● **Written task**
Take every line from the material that has the word "title" in it.

++++++

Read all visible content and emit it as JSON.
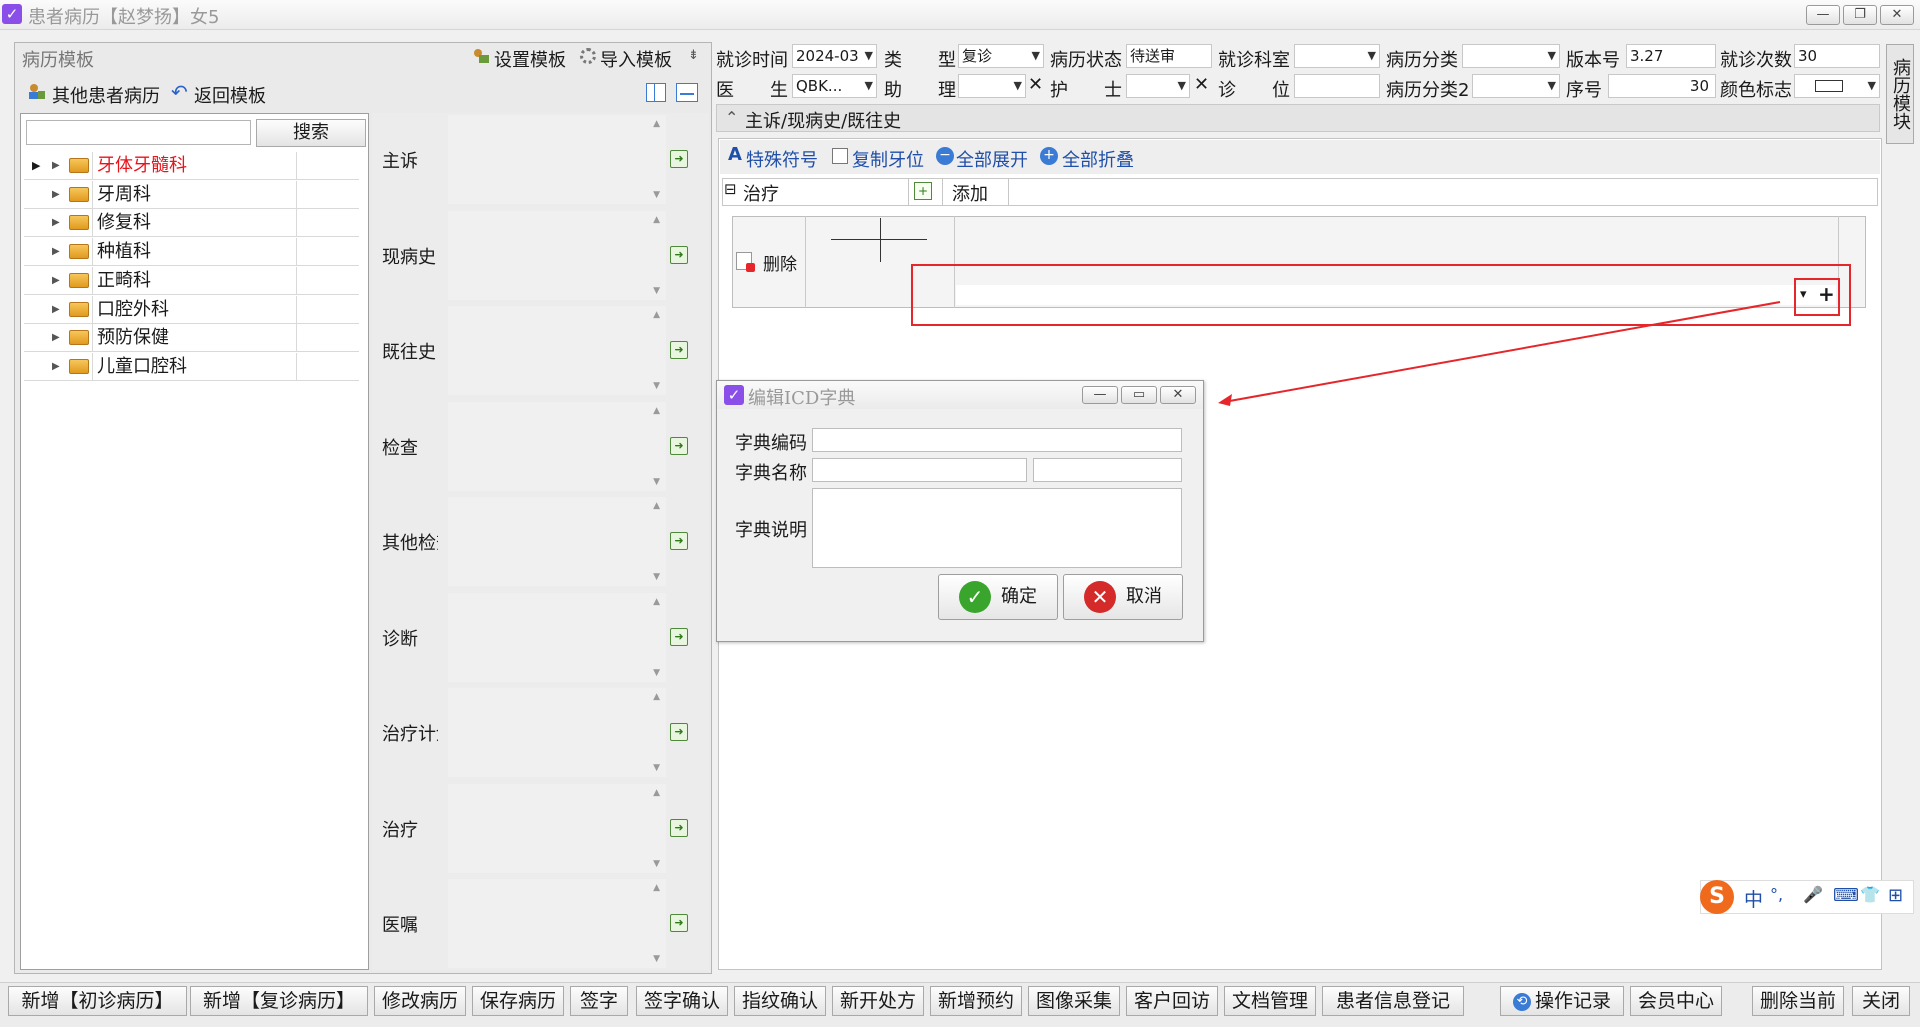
{
  "window": {
    "title": "患者病历【赵梦扬】女5",
    "min": "—",
    "max": "❐",
    "close": "✕"
  },
  "left": {
    "title": "病历模板",
    "set_template": "设置模板",
    "import_template": "导入模板",
    "pin": "⇟",
    "other_records": "其他患者病历",
    "back_template": "返回模板",
    "search_placeholder": "",
    "search_button": "搜索",
    "tree": [
      {
        "label": "牙体牙髓科",
        "selected": true
      },
      {
        "label": "牙周科"
      },
      {
        "label": "修复科"
      },
      {
        "label": "种植科"
      },
      {
        "label": "正畸科"
      },
      {
        "label": "口腔外科"
      },
      {
        "label": "预防保健"
      },
      {
        "label": "儿童口腔科"
      }
    ]
  },
  "fields": [
    {
      "label": "主诉"
    },
    {
      "label": "现病史"
    },
    {
      "label": "既往史"
    },
    {
      "label": "检查"
    },
    {
      "label": "其他检查"
    },
    {
      "label": "诊断"
    },
    {
      "label": "治疗计划"
    },
    {
      "label": "治疗"
    },
    {
      "label": "医嘱"
    }
  ],
  "header": {
    "visit_time_label": "就诊时间",
    "visit_time_value": "2024-03",
    "type_label": "类　　型",
    "type_value": "复诊",
    "status_label": "病历状态",
    "status_value": "待送审",
    "dept_label": "就诊科室",
    "dept_value": "",
    "category_label": "病历分类",
    "category_value": "",
    "version_label": "版本号",
    "version_value": "3.27",
    "visits_label": "就诊次数",
    "visits_value": "30",
    "doctor_label": "医　　生",
    "doctor_value": "QBK...",
    "assistant_label": "助　　理",
    "assistant_value": "",
    "nurse_label": "护　　士",
    "nurse_value": "",
    "chair_label": "诊　　位",
    "chair_value": "",
    "category2_label": "病历分类2",
    "category2_value": "",
    "seq_label": "序号",
    "seq_value": "30",
    "color_label": "颜色标志"
  },
  "section": {
    "title": "主诉/现病史/既往史",
    "collapse_icon": "⌃"
  },
  "toolbar": {
    "special_symbols": "特殊符号",
    "copy_tooth": "复制牙位",
    "expand_all": "全部展开",
    "collapse_all": "全部折叠"
  },
  "treatment": {
    "header": "治疗",
    "add": "添加",
    "delete": "删除",
    "dropdown": "▾",
    "plus": "+"
  },
  "side_tab": "病历模块",
  "dialog": {
    "title": "编辑ICD字典",
    "code_label": "字典编码",
    "name_label": "字典名称",
    "desc_label": "字典说明",
    "code_value": "",
    "name_value": "",
    "name2_value": "",
    "desc_value": "",
    "ok": "确定",
    "cancel": "取消"
  },
  "ime": {
    "logo": "S",
    "lang": "中",
    "punct": "°,",
    "mic": "🎤",
    "kbd": "⌨",
    "shirt": "👕",
    "grid": "⊞"
  },
  "bottom_bar": [
    "新增【初诊病历】",
    "新增【复诊病历】",
    "修改病历",
    "保存病历",
    "签字",
    "签字确认",
    "指纹确认",
    "新开处方",
    "新增预约",
    "图像采集",
    "客户回访",
    "文档管理",
    "患者信息登记",
    "操作记录",
    "会员中心",
    "删除当前",
    "关闭"
  ],
  "colors": {
    "accent_red": "#e5262a",
    "selected_red": "#e8141c",
    "link_blue": "#1f4fa8",
    "purple": "#8a4fe8"
  }
}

++++++

● **Answer to the task**
    "title": "患者病历【赵梦扬】女5",
    "title": "病历模板",
    "title": "主诉/现病史/既往史",
    "title": "编辑ICD字典",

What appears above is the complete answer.